**The request:** Keep the pictures out of the copy and repeat the records exactly.

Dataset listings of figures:
## start

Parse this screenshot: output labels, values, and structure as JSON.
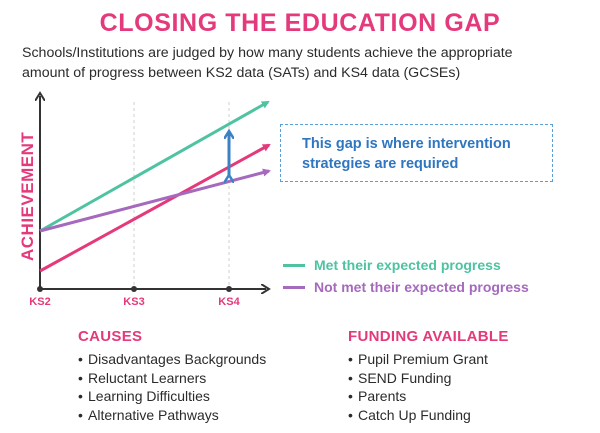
{
  "header": {
    "title": "CLOSING THE EDUCATION GAP",
    "subtitle_line1": "Schools/Institutions are judged by how many students achieve the appropriate",
    "subtitle_line2": "amount of progress between KS2 data (SATs) and KS4 data (GCSEs)"
  },
  "diagram": {
    "y_axis_label": "ACHIEVEMENT",
    "x_ticks": [
      "KS2",
      "KS3",
      "KS4"
    ],
    "gap_note_line1": "This gap is where intervention",
    "gap_note_line2": "strategies are required",
    "legend": {
      "met": "Met their expected progress",
      "not_met": "Not met their expected progress"
    },
    "colors": {
      "met": "#4fc3a1",
      "not_met": "#a569bd",
      "low_start": "#e4397a",
      "gap_arrow": "#3b82c4",
      "axis": "#333333"
    }
  },
  "causes": {
    "heading": "CAUSES",
    "items": [
      "Disadvantages Backgrounds",
      "Reluctant Learners",
      "Learning Difficulties",
      "Alternative Pathways"
    ]
  },
  "funding": {
    "heading": "FUNDING AVAILABLE",
    "items": [
      "Pupil Premium Grant",
      "SEND Funding",
      "Parents",
      "Catch Up Funding"
    ]
  }
}
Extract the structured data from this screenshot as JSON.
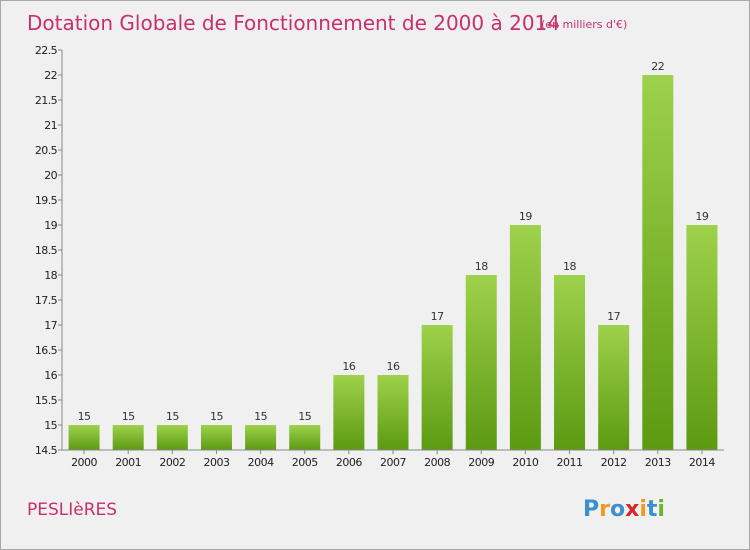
{
  "chart_data": {
    "type": "bar",
    "title": "Dotation Globale de Fonctionnement de 2000 à 2014",
    "subtitle": "(en milliers d'€)",
    "categories": [
      "2000",
      "2001",
      "2002",
      "2003",
      "2004",
      "2005",
      "2006",
      "2007",
      "2008",
      "2009",
      "2010",
      "2011",
      "2012",
      "2013",
      "2014"
    ],
    "values": [
      15,
      15,
      15,
      15,
      15,
      15,
      16,
      16,
      17,
      18,
      19,
      18,
      17,
      22,
      19
    ],
    "value_labels": [
      "15",
      "15",
      "15",
      "15",
      "15",
      "15",
      "16",
      "16",
      "17",
      "18",
      "19",
      "18",
      "17",
      "22",
      "19"
    ],
    "ylim": [
      14.5,
      22.5
    ],
    "yticks": [
      "14.5",
      "15",
      "15.5",
      "16",
      "16.5",
      "17",
      "17.5",
      "18",
      "18.5",
      "19",
      "19.5",
      "20",
      "20.5",
      "21",
      "21.5",
      "22",
      "22.5"
    ],
    "xlabel": "",
    "ylabel": "",
    "grid": false,
    "bar_color": "#78b82a"
  },
  "commune": "PESLIèRES",
  "brand": {
    "letters": [
      "P",
      "r",
      "o",
      "x",
      "i",
      "t",
      "i"
    ],
    "colors": [
      "#3a8fd0",
      "#f39a1e",
      "#3a8fd0",
      "#d8262e",
      "#f39a1e",
      "#3a8fd0",
      "#6cb52d"
    ]
  }
}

## end

**Task solution:**
Parse this screenshot: output labels, values, and structure as JSON.
{
  "header": {
    "title": "CLOSING THE EDUCATION GAP",
    "subtitle_line1": "Schools/Institutions are judged by how many students achieve the appropriate",
    "subtitle_line2": "amount of progress between KS2 data (SATs) and KS4 data (GCSEs)"
  },
  "diagram": {
    "y_axis_label": "ACHIEVEMENT",
    "x_ticks": [
      "KS2",
      "KS3",
      "KS4"
    ],
    "gap_note_line1": "This gap is where intervention",
    "gap_note_line2": "strategies are required",
    "legend": {
      "met": "Met their expected progress",
      "not_met": "Not met their expected progress"
    },
    "colors": {
      "met": "#4fc3a1",
      "not_met": "#a569bd",
      "low_start": "#e4397a",
      "gap_arrow": "#3b82c4",
      "axis": "#333333"
    }
  },
  "causes": {
    "heading": "CAUSES",
    "items": [
      "Disadvantages Backgrounds",
      "Reluctant Learners",
      "Learning Difficulties",
      "Alternative Pathways"
    ]
  },
  "funding": {
    "heading": "FUNDING AVAILABLE",
    "items": [
      "Pupil Premium Grant",
      "SEND Funding",
      "Parents",
      "Catch Up Funding"
    ]
  }
}
Extract the structured data from this screenshot as JSON.
{
  "chart_data": {
    "type": "bar",
    "title": "Dotation Globale de Fonctionnement de 2000 à 2014",
    "subtitle": "(en milliers d'€)",
    "categories": [
      "2000",
      "2001",
      "2002",
      "2003",
      "2004",
      "2005",
      "2006",
      "2007",
      "2008",
      "2009",
      "2010",
      "2011",
      "2012",
      "2013",
      "2014"
    ],
    "values": [
      15,
      15,
      15,
      15,
      15,
      15,
      16,
      16,
      17,
      18,
      19,
      18,
      17,
      22,
      19
    ],
    "value_labels": [
      "15",
      "15",
      "15",
      "15",
      "15",
      "15",
      "16",
      "16",
      "17",
      "18",
      "19",
      "18",
      "17",
      "22",
      "19"
    ],
    "ylim": [
      14.5,
      22.5
    ],
    "yticks": [
      "14.5",
      "15",
      "15.5",
      "16",
      "16.5",
      "17",
      "17.5",
      "18",
      "18.5",
      "19",
      "19.5",
      "20",
      "20.5",
      "21",
      "21.5",
      "22",
      "22.5"
    ],
    "xlabel": "",
    "ylabel": "",
    "grid": false,
    "bar_color": "#78b82a"
  },
  "commune": "PESLIèRES",
  "brand": {
    "letters": [
      "P",
      "r",
      "o",
      "x",
      "i",
      "t",
      "i"
    ],
    "colors": [
      "#3a8fd0",
      "#f39a1e",
      "#3a8fd0",
      "#d8262e",
      "#f39a1e",
      "#3a8fd0",
      "#6cb52d"
    ]
  }
}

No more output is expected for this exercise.